Saved entries
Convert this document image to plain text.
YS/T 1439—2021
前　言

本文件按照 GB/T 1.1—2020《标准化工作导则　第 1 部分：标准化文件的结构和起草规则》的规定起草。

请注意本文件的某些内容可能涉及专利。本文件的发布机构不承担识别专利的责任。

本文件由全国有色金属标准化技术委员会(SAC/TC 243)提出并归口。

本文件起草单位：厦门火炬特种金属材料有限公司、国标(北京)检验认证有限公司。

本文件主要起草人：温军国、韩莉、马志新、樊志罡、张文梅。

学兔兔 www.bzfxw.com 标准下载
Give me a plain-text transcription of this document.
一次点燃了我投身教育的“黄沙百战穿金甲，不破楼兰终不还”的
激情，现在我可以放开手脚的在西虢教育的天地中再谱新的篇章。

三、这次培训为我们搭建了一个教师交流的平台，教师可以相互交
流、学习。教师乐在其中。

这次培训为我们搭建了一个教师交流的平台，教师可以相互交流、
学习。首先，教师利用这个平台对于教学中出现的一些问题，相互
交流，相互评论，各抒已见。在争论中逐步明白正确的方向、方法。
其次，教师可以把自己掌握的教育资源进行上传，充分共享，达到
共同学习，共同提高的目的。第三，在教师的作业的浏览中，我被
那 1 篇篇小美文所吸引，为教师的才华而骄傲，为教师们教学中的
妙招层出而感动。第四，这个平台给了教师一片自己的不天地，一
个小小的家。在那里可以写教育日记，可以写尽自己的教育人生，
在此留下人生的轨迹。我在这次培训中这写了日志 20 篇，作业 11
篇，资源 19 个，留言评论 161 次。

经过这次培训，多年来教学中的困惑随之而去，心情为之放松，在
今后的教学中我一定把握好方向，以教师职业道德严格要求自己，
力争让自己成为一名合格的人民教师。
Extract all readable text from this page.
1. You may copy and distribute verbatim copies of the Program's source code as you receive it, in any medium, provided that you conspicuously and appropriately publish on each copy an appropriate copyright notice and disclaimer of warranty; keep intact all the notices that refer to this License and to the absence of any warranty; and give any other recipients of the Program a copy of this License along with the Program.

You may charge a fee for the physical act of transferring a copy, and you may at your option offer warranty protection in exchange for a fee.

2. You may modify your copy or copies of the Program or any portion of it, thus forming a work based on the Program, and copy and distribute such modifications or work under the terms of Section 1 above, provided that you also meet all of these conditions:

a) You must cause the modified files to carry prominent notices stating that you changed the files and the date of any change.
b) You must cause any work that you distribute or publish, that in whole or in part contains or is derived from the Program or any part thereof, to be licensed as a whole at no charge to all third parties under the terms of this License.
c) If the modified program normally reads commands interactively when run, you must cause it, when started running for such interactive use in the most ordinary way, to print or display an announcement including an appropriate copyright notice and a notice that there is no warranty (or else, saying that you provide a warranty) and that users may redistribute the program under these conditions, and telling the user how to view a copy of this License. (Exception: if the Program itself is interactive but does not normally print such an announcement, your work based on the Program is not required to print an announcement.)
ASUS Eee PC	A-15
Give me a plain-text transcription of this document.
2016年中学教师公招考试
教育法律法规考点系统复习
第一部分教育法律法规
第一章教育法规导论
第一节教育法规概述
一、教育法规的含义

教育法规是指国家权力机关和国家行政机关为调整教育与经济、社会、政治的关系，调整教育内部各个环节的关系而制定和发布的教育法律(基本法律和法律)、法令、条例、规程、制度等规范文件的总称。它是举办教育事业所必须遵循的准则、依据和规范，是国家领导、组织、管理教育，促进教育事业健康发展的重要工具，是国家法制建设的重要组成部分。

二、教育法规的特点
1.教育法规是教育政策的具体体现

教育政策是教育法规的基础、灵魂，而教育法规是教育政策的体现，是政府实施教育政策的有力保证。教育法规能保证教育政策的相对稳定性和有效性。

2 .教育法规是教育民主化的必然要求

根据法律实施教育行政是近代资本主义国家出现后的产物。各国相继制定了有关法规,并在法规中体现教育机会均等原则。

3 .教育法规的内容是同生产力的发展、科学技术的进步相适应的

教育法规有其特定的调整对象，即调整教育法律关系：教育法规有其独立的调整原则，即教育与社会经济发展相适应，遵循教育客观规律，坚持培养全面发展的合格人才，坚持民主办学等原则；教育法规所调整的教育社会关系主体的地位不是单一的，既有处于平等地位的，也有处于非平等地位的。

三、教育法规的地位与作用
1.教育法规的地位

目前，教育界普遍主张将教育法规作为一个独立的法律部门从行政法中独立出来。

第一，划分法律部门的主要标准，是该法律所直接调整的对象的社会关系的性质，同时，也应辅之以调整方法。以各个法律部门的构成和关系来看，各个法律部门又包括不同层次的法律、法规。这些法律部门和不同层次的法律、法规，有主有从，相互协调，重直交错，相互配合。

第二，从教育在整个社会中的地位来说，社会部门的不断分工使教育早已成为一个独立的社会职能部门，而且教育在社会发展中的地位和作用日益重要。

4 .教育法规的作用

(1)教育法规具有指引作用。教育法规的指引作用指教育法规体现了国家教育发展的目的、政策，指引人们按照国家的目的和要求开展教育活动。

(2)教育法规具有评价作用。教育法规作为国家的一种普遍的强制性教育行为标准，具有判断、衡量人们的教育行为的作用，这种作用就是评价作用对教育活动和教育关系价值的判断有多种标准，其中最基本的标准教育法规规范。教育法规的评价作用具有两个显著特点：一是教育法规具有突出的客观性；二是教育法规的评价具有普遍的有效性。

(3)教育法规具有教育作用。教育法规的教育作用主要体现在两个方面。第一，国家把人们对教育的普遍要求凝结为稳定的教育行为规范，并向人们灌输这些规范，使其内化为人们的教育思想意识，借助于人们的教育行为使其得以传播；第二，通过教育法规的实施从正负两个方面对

**Aim of the exercise**
All lines in the data that contain the word "provided" should be copied.

**Exercise response**
1. You may copy and distribute verbatim copies of the Program's source code as you receive it, in any medium, provided that you conspicuously and appropriately publish on each copy an appropriate copyright notice and disclaimer of warranty; keep intact all the notices that refer to this License and to the absence of any warranty; and give any other recipients of the Program a copy of this License along with the Program.
2. You may modify your copy or copies of the Program or any portion of it, thus forming a work based on the Program, and copy and distribute such modifications or work under the terms of Section 1 above, provided that you also meet all of these conditions:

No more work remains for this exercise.